======== Material for the task

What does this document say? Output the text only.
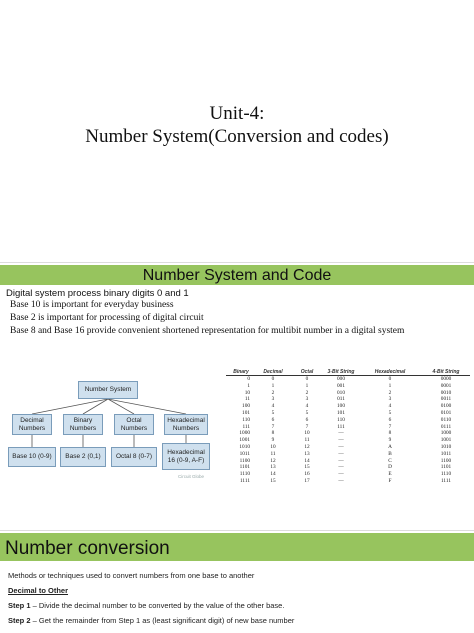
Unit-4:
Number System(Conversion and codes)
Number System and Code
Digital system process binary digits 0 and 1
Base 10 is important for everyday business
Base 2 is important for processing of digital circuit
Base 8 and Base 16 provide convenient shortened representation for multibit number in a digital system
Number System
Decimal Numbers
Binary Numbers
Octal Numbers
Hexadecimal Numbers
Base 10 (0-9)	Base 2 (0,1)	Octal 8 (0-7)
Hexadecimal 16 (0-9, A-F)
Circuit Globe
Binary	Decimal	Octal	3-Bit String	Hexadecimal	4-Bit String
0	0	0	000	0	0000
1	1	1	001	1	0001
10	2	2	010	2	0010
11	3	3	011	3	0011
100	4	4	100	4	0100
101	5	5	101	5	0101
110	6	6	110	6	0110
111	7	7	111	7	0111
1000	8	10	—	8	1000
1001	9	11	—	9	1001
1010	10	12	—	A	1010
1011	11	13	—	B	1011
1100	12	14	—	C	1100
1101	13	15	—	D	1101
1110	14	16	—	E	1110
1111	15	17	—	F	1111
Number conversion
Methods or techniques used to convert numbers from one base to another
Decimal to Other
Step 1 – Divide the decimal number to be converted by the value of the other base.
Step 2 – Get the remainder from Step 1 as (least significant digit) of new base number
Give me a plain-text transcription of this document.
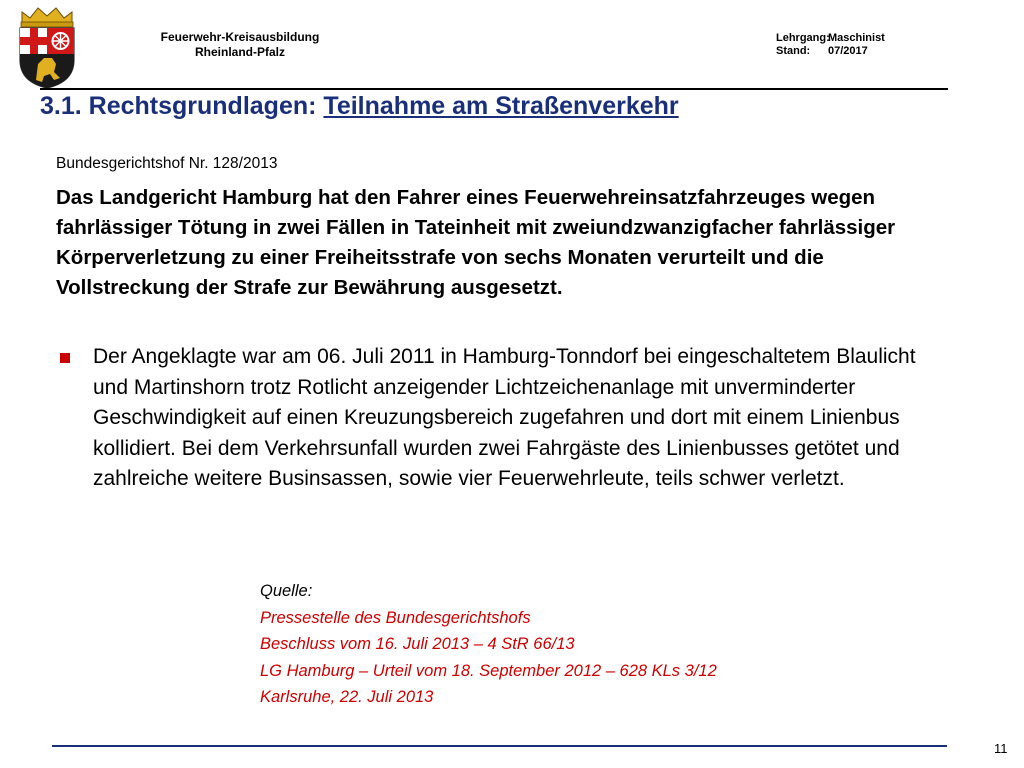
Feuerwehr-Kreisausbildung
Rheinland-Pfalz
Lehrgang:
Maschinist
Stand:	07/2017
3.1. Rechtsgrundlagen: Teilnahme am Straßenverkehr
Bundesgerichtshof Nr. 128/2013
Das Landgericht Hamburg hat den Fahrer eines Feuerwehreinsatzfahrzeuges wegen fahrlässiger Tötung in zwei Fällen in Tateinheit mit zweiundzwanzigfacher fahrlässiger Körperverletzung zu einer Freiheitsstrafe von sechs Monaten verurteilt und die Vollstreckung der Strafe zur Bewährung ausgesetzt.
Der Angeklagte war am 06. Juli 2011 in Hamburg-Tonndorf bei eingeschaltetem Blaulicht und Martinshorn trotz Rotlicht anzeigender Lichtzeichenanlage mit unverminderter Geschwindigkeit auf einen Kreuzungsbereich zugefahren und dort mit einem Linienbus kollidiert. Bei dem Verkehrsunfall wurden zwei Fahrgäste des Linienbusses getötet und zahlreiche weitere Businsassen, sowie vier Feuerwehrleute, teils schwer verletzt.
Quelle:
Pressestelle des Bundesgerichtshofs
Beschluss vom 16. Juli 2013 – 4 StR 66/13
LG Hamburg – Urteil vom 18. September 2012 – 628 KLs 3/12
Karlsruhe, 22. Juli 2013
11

================

▶ _What to do_:
Filter out all lines lacking the word "document" and copy the rest.

▶ _Response for this exercise_:
What does this document say? Output the text only.
Give me a plain-text transcription of this document.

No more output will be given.